• Задания
(1) Воспроизведите дословно фрагмент стихов от слов «Когда-то я точно» вплоть до слов «сожжет меня сразу...» включительно.
(2) Перечислите все, что названо в стихах сразу после слов «ни сунув руку им за ремень:».

Стихи

1234567890

Десять грустных цифр.
Когда-то я точно узнала, что стану поэтом,
и сущность свою мне откроют и бури, и грозы -
и чтобы скорей всему миру поведать об этом,
я буду макать свои пальцы в кровавые слезы

и быстро писать на стекле в чуть подгнившем оконце
какие-то буквы и цифры, какие-то фразы -
и ждать того часа, когда появляется солнце,
и думать, что солнце взойдет и сожжет меня сразу...

Но дни все идут, как слова приближаются к точке,
стучат каблуками, грохочут о стол, как монеты -
и нет у меня ни одной, понимаешь ли, строчки
кровавой слезой. Ни одной, хоть я тресни тут, нету!

Банальные рифмы, отглаженный ритм - это счастье.
Процессор в мозгу набирает какие-то герцы,
а я все пишу о нормальной и средненькой страсти -
о той, что не больше нормального среднего сердца.
 

1234567890

Десять грустных цифр.
господи мой, прохладный, простой, улыбчивый и сплошной
тяжело голове, полной шума, дребезга, всякой мерзости несмешной
протяни мне сложенные ладони да напои меня тишиной

я несу свою вахту, я отвоёвываю у хаоса крошечный вершок за вершком
говорю всем: смотрите, вы всемогущие (они тихо друг другу: "здорово, но с душком")
у меня шесть рейсов в неделю, господи, но к тебе я пришел пешком

рассказать ли, как я устал быть должным и как я меньше того, что наобещал
как я хохотал над мещанами, как стал лабухом у мещан
как я экономлю движения, уступая жилье сомнениям и вещам

ты был где-то поблизости, когда мы пели целой кухней, вся синь и пьянь,
дилана и высоцкого, все лады набекрень, что ни день, то всклянь,
ты гораздо дальше теперь, когда мы говорим о дхарме и бхакти-йоге, про инь и ян

потому что во сне одни психопаты грызут других, и ты просыпаешься от грызни
наблюдать, как тут месят, считают месяцы до начала большой резни
что я делаю здесь со своею сверхточной оптикой, отпусти меня, упраздни

я любил-то всего, может, трёх человек на свете, каждая скула как кетмень
и до них теперь не добраться ни поездом, ни паромом, ни сунув руку им за ремень:
безразличный металл, оргстекло, крепления, напыление и кремень

господи мой, господи, неизбывные допамин и серотонин
доживу, доумру ли когда до своих единственных именин
побреду ли когда через всю твою музыку, не закатывая штанин

через всю твою реку света, все твои звёздные лагеря,
где мои неживые братья меня приветствуют, ни полслова не говоря,
где узрю, наконец, воочию - ничего не бывает зря

где ты будешь стоять спиной (головокружение и джетлаг)

• Записи набора данных

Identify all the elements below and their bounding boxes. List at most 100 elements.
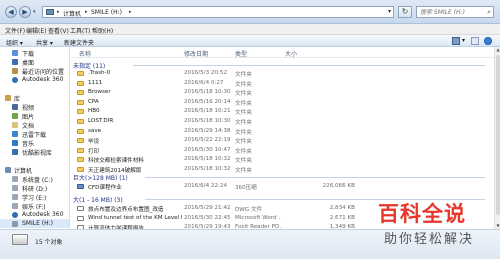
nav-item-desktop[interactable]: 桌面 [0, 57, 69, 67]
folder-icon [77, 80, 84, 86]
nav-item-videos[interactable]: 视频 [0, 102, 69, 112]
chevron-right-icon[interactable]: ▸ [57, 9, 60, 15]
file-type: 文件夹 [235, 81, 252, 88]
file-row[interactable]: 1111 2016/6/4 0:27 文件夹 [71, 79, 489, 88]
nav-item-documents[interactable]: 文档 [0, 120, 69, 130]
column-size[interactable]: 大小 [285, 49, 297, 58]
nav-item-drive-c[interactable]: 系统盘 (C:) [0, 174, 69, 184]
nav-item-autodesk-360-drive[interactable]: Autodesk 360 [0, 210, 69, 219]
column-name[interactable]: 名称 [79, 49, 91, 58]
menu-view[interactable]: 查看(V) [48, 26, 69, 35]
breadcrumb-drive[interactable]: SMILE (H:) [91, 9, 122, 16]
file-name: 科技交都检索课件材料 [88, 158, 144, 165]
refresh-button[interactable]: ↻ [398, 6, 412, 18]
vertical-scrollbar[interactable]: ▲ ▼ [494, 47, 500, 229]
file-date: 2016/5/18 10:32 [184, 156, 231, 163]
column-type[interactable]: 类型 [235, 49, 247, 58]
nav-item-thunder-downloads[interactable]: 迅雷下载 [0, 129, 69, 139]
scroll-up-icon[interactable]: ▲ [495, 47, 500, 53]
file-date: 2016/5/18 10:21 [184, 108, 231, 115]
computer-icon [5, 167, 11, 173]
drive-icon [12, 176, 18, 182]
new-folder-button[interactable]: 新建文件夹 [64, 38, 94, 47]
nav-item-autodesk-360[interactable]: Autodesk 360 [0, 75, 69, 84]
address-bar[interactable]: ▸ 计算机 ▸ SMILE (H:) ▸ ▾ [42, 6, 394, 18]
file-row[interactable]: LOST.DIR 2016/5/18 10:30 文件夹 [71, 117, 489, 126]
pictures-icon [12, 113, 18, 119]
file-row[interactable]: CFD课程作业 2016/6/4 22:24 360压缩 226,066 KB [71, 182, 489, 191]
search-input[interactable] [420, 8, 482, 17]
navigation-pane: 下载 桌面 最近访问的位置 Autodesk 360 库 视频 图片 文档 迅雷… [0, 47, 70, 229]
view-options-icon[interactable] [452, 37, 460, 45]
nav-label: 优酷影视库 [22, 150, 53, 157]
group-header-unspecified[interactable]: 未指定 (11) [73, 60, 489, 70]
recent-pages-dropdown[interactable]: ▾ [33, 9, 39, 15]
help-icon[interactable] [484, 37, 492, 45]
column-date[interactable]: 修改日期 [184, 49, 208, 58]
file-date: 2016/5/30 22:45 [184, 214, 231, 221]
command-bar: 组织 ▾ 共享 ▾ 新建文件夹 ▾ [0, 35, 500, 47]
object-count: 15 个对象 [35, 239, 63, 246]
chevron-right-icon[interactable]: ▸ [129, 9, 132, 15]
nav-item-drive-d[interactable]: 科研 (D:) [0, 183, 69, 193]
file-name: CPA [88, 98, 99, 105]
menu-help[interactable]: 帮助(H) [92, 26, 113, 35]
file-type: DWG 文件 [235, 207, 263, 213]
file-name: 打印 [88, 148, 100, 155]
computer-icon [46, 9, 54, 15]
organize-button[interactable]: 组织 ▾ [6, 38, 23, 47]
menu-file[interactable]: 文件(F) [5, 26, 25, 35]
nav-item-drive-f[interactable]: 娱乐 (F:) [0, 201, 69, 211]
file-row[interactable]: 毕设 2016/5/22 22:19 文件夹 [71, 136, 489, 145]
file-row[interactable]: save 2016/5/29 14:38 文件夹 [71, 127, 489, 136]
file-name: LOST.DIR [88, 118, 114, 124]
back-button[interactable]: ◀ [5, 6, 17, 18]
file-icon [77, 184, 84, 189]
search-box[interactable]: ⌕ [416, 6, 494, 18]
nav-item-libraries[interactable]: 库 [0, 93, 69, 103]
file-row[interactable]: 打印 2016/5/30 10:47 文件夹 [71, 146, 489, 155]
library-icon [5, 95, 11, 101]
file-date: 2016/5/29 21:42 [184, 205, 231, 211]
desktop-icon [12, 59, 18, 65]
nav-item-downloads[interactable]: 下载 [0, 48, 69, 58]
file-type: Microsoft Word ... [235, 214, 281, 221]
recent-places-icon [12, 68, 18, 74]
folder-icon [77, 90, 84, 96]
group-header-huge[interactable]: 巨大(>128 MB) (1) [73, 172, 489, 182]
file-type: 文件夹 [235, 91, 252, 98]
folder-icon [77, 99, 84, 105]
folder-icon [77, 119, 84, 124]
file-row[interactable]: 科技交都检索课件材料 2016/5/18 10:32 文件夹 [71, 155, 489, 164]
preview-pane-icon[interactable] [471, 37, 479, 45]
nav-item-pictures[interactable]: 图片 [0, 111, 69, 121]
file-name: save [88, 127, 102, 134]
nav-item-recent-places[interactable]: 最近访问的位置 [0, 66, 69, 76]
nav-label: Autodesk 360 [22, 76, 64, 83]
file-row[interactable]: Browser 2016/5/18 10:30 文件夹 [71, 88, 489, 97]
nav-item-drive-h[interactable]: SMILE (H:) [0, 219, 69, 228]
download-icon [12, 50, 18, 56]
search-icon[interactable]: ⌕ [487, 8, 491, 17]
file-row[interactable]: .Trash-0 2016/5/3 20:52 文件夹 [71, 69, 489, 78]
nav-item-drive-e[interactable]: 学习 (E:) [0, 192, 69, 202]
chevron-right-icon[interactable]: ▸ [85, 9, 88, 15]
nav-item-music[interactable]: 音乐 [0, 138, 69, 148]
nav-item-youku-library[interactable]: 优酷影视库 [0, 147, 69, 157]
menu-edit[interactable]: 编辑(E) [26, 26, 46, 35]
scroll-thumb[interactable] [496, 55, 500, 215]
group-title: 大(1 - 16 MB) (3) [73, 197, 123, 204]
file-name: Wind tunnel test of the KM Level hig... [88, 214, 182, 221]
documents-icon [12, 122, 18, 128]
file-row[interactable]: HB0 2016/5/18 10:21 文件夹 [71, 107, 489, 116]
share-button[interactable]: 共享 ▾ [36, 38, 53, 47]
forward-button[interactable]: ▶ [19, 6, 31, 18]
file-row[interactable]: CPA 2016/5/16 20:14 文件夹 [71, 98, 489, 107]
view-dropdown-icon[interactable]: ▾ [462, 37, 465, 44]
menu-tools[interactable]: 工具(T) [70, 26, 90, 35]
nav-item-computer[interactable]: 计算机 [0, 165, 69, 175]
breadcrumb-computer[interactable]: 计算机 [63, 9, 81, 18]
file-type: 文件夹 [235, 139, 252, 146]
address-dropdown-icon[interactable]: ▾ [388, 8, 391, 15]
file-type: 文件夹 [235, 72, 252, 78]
* * *
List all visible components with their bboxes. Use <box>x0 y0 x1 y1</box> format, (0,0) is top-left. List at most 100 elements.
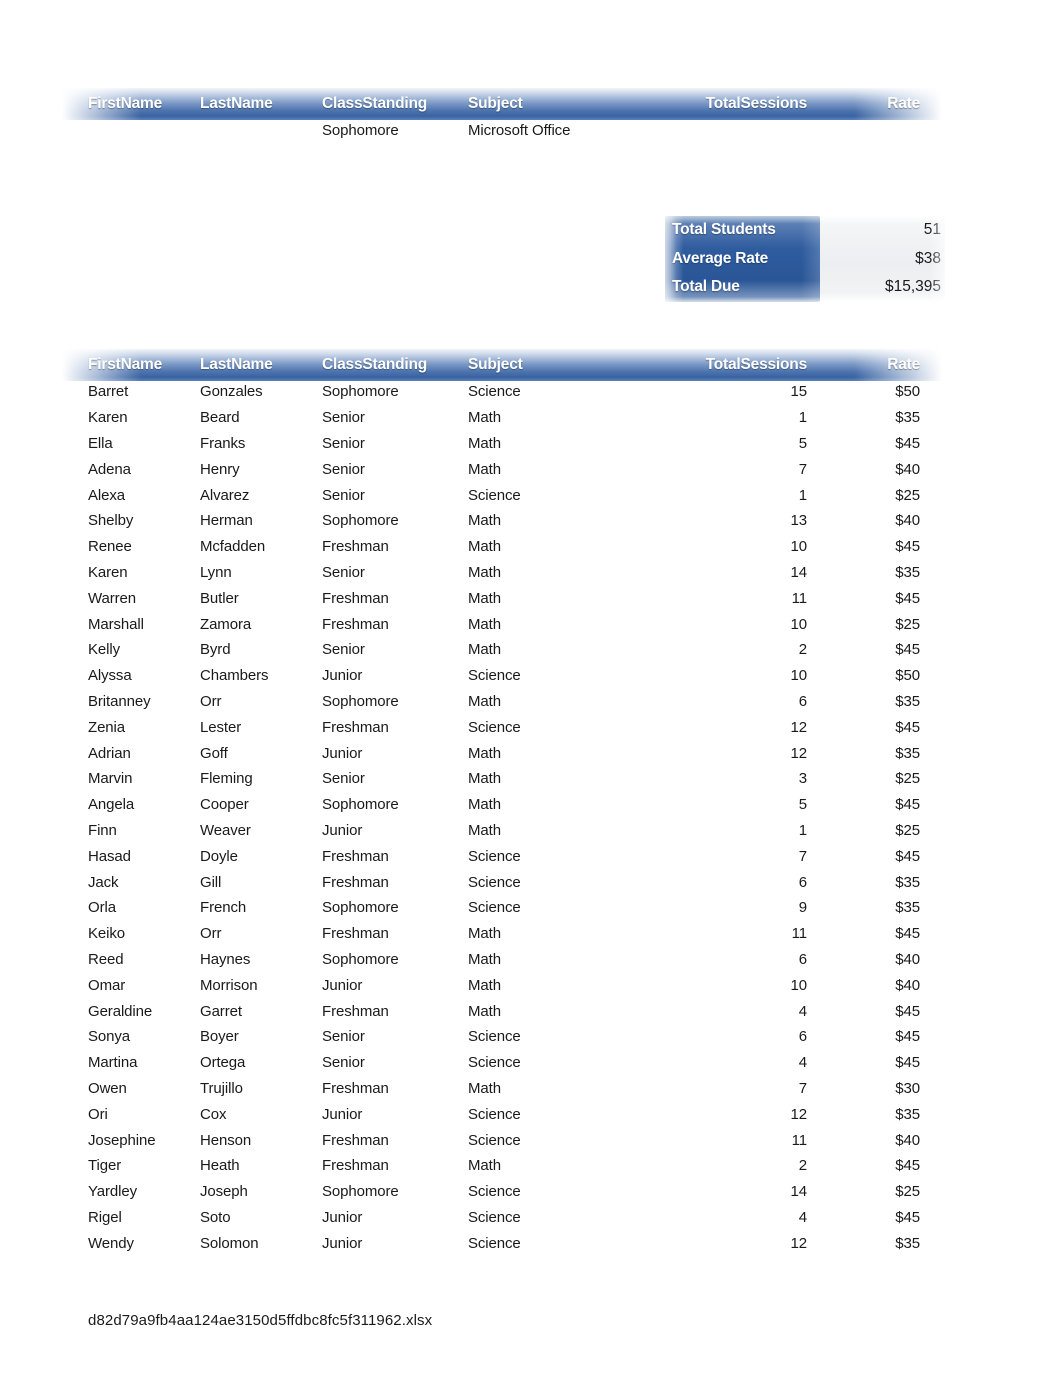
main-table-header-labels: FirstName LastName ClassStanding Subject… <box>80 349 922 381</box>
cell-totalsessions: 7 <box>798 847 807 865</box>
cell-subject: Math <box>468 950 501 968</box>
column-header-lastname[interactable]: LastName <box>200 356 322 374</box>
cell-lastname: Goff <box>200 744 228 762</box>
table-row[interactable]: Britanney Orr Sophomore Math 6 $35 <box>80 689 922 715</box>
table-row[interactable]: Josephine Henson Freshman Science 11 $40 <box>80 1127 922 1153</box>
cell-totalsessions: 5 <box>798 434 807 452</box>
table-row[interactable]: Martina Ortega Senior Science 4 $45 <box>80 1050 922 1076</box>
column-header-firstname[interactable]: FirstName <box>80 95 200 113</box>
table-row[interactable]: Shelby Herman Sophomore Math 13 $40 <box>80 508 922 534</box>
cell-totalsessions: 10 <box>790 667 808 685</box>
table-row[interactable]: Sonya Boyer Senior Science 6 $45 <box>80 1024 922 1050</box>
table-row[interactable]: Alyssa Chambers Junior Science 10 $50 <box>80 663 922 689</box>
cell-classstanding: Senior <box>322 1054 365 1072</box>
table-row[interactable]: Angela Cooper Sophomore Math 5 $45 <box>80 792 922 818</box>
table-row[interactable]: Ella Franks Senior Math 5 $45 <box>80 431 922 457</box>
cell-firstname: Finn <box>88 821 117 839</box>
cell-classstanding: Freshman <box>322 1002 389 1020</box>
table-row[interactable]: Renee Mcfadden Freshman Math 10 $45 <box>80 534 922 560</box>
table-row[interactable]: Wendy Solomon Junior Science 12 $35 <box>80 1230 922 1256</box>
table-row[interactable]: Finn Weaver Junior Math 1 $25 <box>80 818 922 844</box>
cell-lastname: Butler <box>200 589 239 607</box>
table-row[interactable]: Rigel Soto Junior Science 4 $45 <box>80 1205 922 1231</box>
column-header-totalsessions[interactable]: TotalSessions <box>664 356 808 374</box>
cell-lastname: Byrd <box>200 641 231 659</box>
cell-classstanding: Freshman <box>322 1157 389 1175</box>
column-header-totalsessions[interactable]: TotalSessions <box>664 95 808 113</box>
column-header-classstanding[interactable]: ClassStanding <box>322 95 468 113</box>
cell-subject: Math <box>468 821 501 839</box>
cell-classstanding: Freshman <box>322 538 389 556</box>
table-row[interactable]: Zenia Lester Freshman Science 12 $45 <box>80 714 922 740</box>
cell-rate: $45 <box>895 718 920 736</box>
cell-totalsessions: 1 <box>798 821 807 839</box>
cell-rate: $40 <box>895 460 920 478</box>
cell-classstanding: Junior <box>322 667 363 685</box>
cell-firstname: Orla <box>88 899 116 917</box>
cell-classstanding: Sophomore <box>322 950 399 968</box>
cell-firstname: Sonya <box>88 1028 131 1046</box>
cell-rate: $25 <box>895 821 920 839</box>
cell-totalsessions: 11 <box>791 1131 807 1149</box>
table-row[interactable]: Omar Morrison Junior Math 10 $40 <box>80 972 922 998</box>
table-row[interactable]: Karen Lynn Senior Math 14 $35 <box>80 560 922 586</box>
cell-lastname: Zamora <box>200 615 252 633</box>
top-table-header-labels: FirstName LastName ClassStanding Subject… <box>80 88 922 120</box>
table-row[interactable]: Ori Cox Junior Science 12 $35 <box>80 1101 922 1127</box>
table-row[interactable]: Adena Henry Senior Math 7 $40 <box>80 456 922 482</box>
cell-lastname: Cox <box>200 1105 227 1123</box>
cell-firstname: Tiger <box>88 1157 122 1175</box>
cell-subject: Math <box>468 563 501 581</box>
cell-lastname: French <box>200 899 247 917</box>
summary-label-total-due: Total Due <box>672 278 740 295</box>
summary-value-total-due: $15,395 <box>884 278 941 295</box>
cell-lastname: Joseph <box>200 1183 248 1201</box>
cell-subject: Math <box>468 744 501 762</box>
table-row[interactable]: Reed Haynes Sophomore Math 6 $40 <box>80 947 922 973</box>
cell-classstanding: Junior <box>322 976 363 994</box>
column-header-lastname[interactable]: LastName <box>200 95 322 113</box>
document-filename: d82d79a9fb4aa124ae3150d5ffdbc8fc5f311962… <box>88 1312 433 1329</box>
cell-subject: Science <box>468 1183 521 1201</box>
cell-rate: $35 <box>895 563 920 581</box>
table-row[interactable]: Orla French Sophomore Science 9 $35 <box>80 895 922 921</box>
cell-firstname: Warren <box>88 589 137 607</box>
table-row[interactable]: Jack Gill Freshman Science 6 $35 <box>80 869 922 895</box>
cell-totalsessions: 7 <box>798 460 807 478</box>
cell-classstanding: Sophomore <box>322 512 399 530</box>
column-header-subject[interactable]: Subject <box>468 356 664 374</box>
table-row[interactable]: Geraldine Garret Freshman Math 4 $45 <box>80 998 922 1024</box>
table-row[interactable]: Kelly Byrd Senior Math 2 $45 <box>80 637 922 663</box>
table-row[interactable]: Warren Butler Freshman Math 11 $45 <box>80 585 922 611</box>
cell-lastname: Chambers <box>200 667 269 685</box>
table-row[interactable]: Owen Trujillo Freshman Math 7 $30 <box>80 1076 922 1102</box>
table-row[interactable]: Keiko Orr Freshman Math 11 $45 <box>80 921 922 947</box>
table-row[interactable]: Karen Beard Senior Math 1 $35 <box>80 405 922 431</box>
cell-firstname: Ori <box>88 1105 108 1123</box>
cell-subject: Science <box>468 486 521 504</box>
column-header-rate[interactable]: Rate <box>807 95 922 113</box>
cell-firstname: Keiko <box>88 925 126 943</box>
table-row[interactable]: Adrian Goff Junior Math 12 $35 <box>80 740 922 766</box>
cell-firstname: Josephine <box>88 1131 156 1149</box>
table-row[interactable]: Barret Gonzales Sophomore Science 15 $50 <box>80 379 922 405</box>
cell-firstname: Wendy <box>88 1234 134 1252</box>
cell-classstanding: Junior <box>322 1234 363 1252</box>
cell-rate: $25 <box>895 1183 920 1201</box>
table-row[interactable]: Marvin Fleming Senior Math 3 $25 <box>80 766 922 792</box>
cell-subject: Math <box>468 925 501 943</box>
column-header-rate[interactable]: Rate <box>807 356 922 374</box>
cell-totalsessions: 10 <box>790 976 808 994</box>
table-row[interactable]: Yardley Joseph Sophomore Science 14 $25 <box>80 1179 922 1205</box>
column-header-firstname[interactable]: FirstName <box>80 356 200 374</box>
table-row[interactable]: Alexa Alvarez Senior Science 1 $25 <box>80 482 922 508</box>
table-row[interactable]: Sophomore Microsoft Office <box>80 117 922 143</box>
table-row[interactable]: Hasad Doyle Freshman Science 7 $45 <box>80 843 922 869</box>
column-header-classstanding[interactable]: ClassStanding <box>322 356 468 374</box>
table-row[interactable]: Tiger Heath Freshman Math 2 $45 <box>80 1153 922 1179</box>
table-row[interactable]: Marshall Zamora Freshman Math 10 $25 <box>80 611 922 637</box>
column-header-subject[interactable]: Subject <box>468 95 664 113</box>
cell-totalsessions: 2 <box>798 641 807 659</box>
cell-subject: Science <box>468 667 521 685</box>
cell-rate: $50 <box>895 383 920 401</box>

• Ответы к заданиям
(1)
Когда-то я точно узнала, что стану поэтом,
и сущность свою мне откроют и бури, и грозы -
и чтобы скорей всему миру поведать об этом,
я буду макать свои пальцы в кровавые слезы

и быстро писать на стекле в чуть подгнившем оконце
какие-то буквы и цифры, какие-то фразы -
и ждать того часа, когда появляется солнце,
и думать, что солнце взойдет и сожжет меня сразу...

(2) Безразличный металл, оргстекло, крепления, напыление, кремень.